**INSTRUCTION:** Single out each line with the word "capital" and copy it.

**ENTRIES SHOWN:**
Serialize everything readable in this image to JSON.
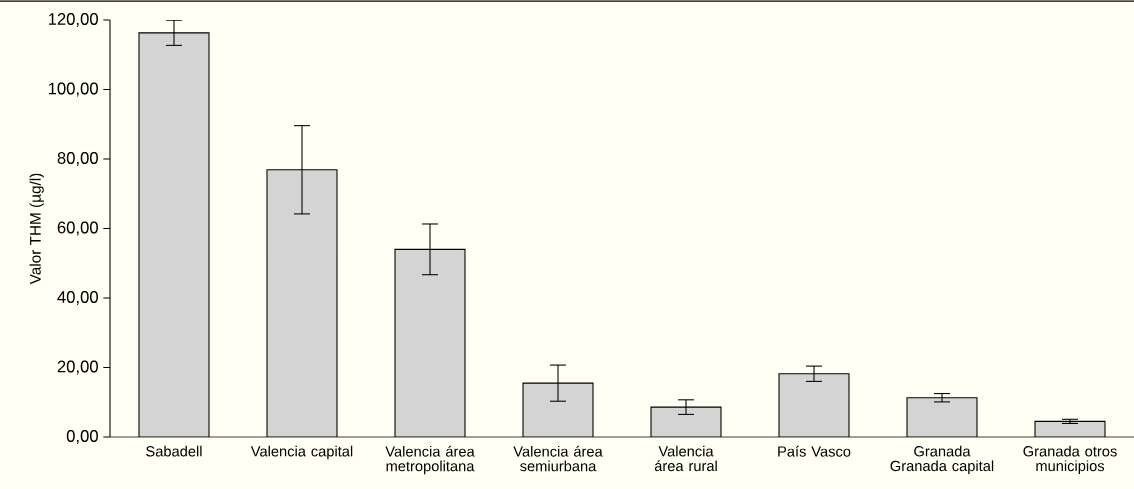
{
  "chart_data": {
    "type": "bar",
    "ylabel": "Valor THM (µg/l)",
    "categories": [
      "Sabadell",
      "Valencia capital",
      "Valencia área metropolitana",
      "Valencia área semiurbana",
      "Valencia área rural",
      "País Vasco",
      "Granada Granada capital",
      "Granada otros municipios"
    ],
    "values": [
      116.3,
      76.9,
      54.0,
      15.5,
      8.6,
      18.2,
      11.3,
      4.5
    ],
    "errors": [
      3.6,
      12.7,
      7.3,
      5.2,
      2.1,
      2.2,
      1.2,
      0.6
    ],
    "color": "#d4d4d4",
    "ylim": [
      0,
      120
    ],
    "yticks": [
      {
        "value": 0,
        "label": "0,00"
      },
      {
        "value": 20,
        "label": "20,00"
      },
      {
        "value": 40,
        "label": "40,00"
      },
      {
        "value": 60,
        "label": "60,00"
      },
      {
        "value": 80,
        "label": "80,00"
      },
      {
        "value": 100,
        "label": "100,00"
      },
      {
        "value": 120,
        "label": "120,00"
      }
    ],
    "grid": false
  }
}
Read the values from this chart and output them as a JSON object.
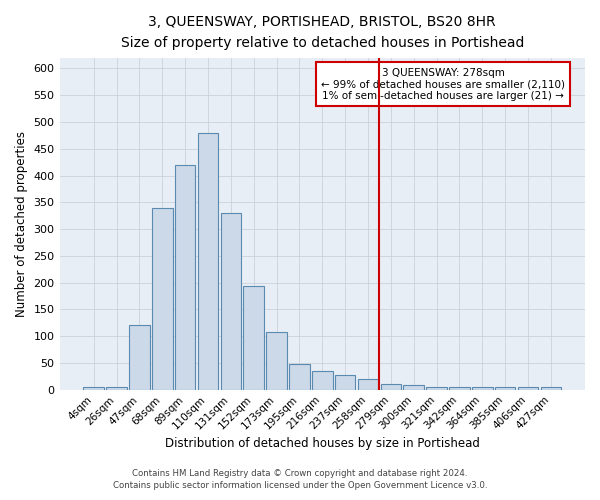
{
  "title": "3, QUEENSWAY, PORTISHEAD, BRISTOL, BS20 8HR",
  "subtitle": "Size of property relative to detached houses in Portishead",
  "xlabel": "Distribution of detached houses by size in Portishead",
  "ylabel": "Number of detached properties",
  "bar_labels": [
    "4sqm",
    "26sqm",
    "47sqm",
    "68sqm",
    "89sqm",
    "110sqm",
    "131sqm",
    "152sqm",
    "173sqm",
    "195sqm",
    "216sqm",
    "237sqm",
    "258sqm",
    "279sqm",
    "300sqm",
    "321sqm",
    "342sqm",
    "364sqm",
    "385sqm",
    "406sqm",
    "427sqm"
  ],
  "bar_values": [
    5,
    5,
    120,
    340,
    420,
    480,
    330,
    193,
    107,
    48,
    35,
    27,
    20,
    10,
    8,
    5,
    5,
    5,
    5,
    5,
    5
  ],
  "bar_color": "#ccd9e8",
  "bar_edge_color": "#5a8ab0",
  "background_color": "#e8eef6",
  "grid_color": "#c8ccd4",
  "red_line_index": 13.0,
  "red_line_color": "#cc0000",
  "annotation_title": "3 QUEENSWAY: 278sqm",
  "annotation_line1": "← 99% of detached houses are smaller (2,110)",
  "annotation_line2": "1% of semi-detached houses are larger (21) →",
  "annotation_box_color": "#ffffff",
  "annotation_box_edge": "#cc0000",
  "footer1": "Contains HM Land Registry data © Crown copyright and database right 2024.",
  "footer2": "Contains public sector information licensed under the Open Government Licence v3.0.",
  "ylim": [
    0,
    620
  ],
  "yticks": [
    0,
    50,
    100,
    150,
    200,
    250,
    300,
    350,
    400,
    450,
    500,
    550,
    600
  ]
}
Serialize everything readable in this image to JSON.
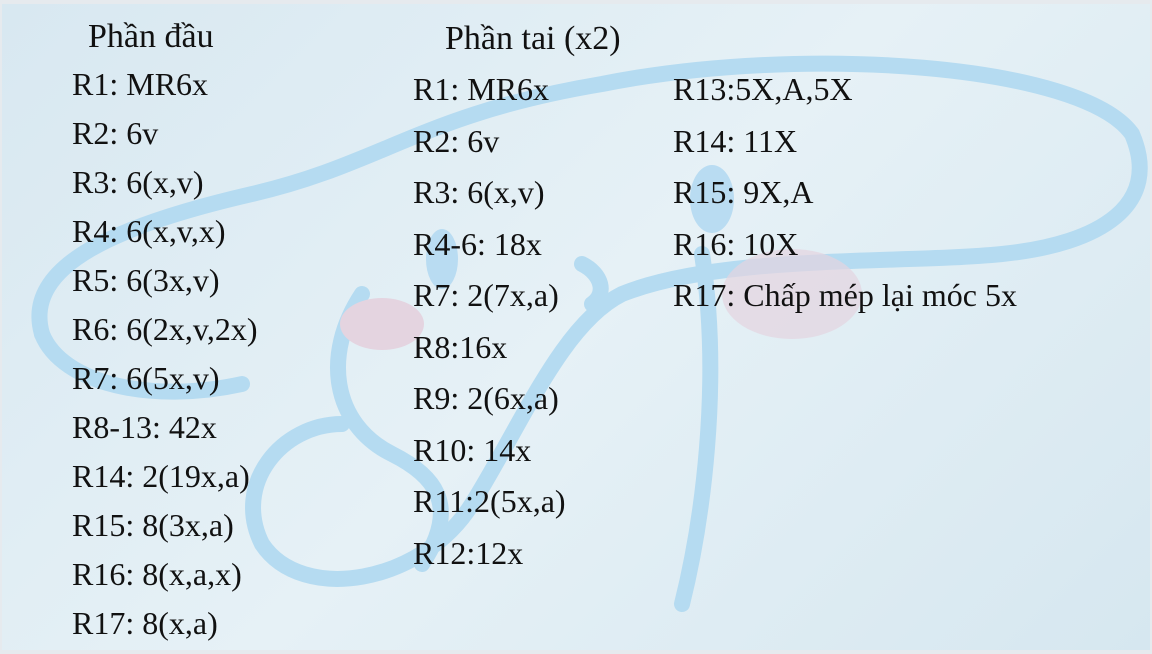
{
  "colors": {
    "background": "#dceaf2",
    "outline": "#b5dbf1",
    "blush": "#e7d3df",
    "text": "#111111"
  },
  "head": {
    "title": "Phần đầu",
    "rows": [
      "R1: MR6x",
      "R2: 6v",
      "R3: 6(x,v)",
      "R4: 6(x,v,x)",
      "R5: 6(3x,v)",
      "R6: 6(2x,v,2x)",
      "R7: 6(5x,v)",
      "R8-13: 42x",
      "R14: 2(19x,a)",
      "R15: 8(3x,a)",
      "R16: 8(x,a,x)",
      "R17: 8(x,a)"
    ]
  },
  "ear": {
    "title": "Phần tai (x2)",
    "rows_left": [
      "R1: MR6x",
      "R2: 6v",
      "R3: 6(x,v)",
      "R4-6: 18x",
      "R7: 2(7x,a)",
      "R8:16x",
      "R9: 2(6x,a)",
      "R10: 14x",
      "R11:2(5x,a)",
      "R12:12x"
    ],
    "rows_right": [
      "R13:5X,A,5X",
      "R14: 11X",
      "R15: 9X,A",
      "R16: 10X",
      "R17: Chấp mép lại móc 5x"
    ]
  }
}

**COMPLETED EXERCISE:**
      "Valencia capital",
      "Granada Granada capital",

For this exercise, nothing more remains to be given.